● **Aim**:
Write the number of lines holding the word "name", and nothing else.

● **Material for this exercise**:

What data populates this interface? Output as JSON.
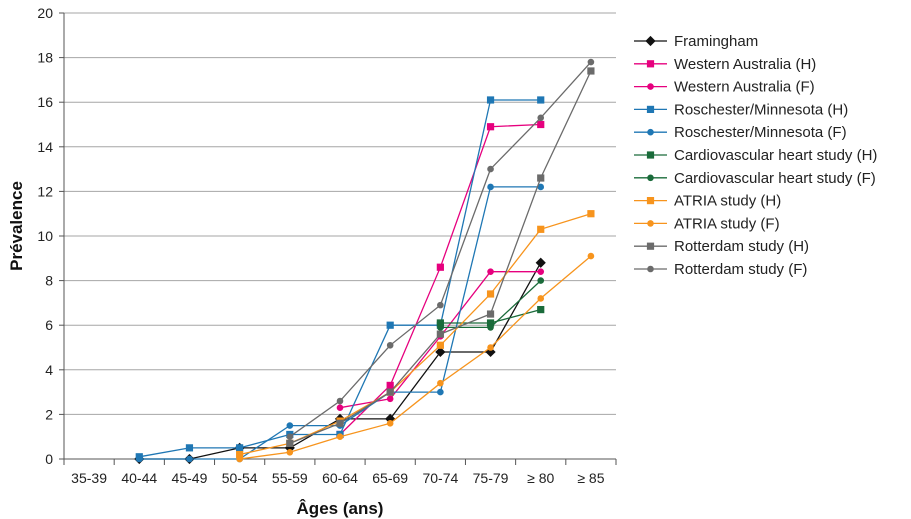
{
  "chart_data": {
    "type": "line",
    "title": "",
    "xlabel": "Âges (ans)",
    "ylabel": "Prévalence",
    "categories": [
      "35-39",
      "40-44",
      "45-49",
      "50-54",
      "55-59",
      "60-64",
      "65-69",
      "70-74",
      "75-79",
      "≥ 80",
      "≥ 85"
    ],
    "ylim": [
      0,
      20
    ],
    "yticks": [
      0,
      2,
      4,
      6,
      8,
      10,
      12,
      14,
      16,
      18,
      20
    ],
    "grid": true,
    "legend_position": "right",
    "series": [
      {
        "name": "Framingham",
        "color": "#111111",
        "marker": "diamond",
        "values": [
          null,
          0.0,
          0.0,
          0.5,
          0.5,
          1.8,
          1.8,
          4.8,
          4.8,
          8.8,
          null
        ]
      },
      {
        "name": "Western Australia (H)",
        "color": "#e6007e",
        "marker": "square",
        "values": [
          null,
          null,
          null,
          null,
          null,
          1.1,
          3.3,
          8.6,
          14.9,
          15.0,
          null
        ]
      },
      {
        "name": "Western Australia (F)",
        "color": "#e6007e",
        "marker": "circle",
        "values": [
          null,
          null,
          null,
          null,
          null,
          2.3,
          2.7,
          5.5,
          8.4,
          8.4,
          null
        ]
      },
      {
        "name": "Roschester/Minnesota (H)",
        "color": "#1f77b4",
        "marker": "square",
        "values": [
          null,
          0.1,
          0.5,
          0.5,
          1.1,
          1.1,
          6.0,
          6.0,
          16.1,
          16.1,
          null
        ]
      },
      {
        "name": "Roschester/Minnesota (F)",
        "color": "#1f77b4",
        "marker": "circle",
        "values": [
          null,
          0.0,
          0.0,
          0.0,
          1.5,
          1.5,
          3.0,
          3.0,
          12.2,
          12.2,
          null
        ]
      },
      {
        "name": "Cardiovascular heart study (H)",
        "color": "#1a6b3a",
        "marker": "square",
        "values": [
          null,
          null,
          null,
          null,
          null,
          null,
          null,
          6.1,
          6.1,
          6.7,
          null
        ]
      },
      {
        "name": "Cardiovascular heart study (F)",
        "color": "#1a6b3a",
        "marker": "circle",
        "values": [
          null,
          null,
          null,
          null,
          null,
          null,
          null,
          5.9,
          5.9,
          8.0,
          null
        ]
      },
      {
        "name": "ATRIA study (H)",
        "color": "#f7941d",
        "marker": "square",
        "values": [
          null,
          null,
          null,
          0.2,
          0.7,
          1.7,
          3.0,
          5.1,
          7.4,
          10.3,
          11.0
        ]
      },
      {
        "name": "ATRIA study (F)",
        "color": "#f7941d",
        "marker": "circle",
        "values": [
          null,
          null,
          null,
          0.0,
          0.3,
          1.0,
          1.6,
          3.4,
          5.0,
          7.2,
          9.1
        ]
      },
      {
        "name": "Rotterdam study (H)",
        "color": "#6b6b6b",
        "marker": "square",
        "values": [
          null,
          null,
          null,
          null,
          0.7,
          1.6,
          3.0,
          5.6,
          6.5,
          12.6,
          17.4
        ]
      },
      {
        "name": "Rotterdam study (F)",
        "color": "#6b6b6b",
        "marker": "circle",
        "values": [
          null,
          null,
          null,
          null,
          1.0,
          2.6,
          5.1,
          6.9,
          13.0,
          15.3,
          17.8
        ]
      }
    ]
  }
}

● **The output**:
11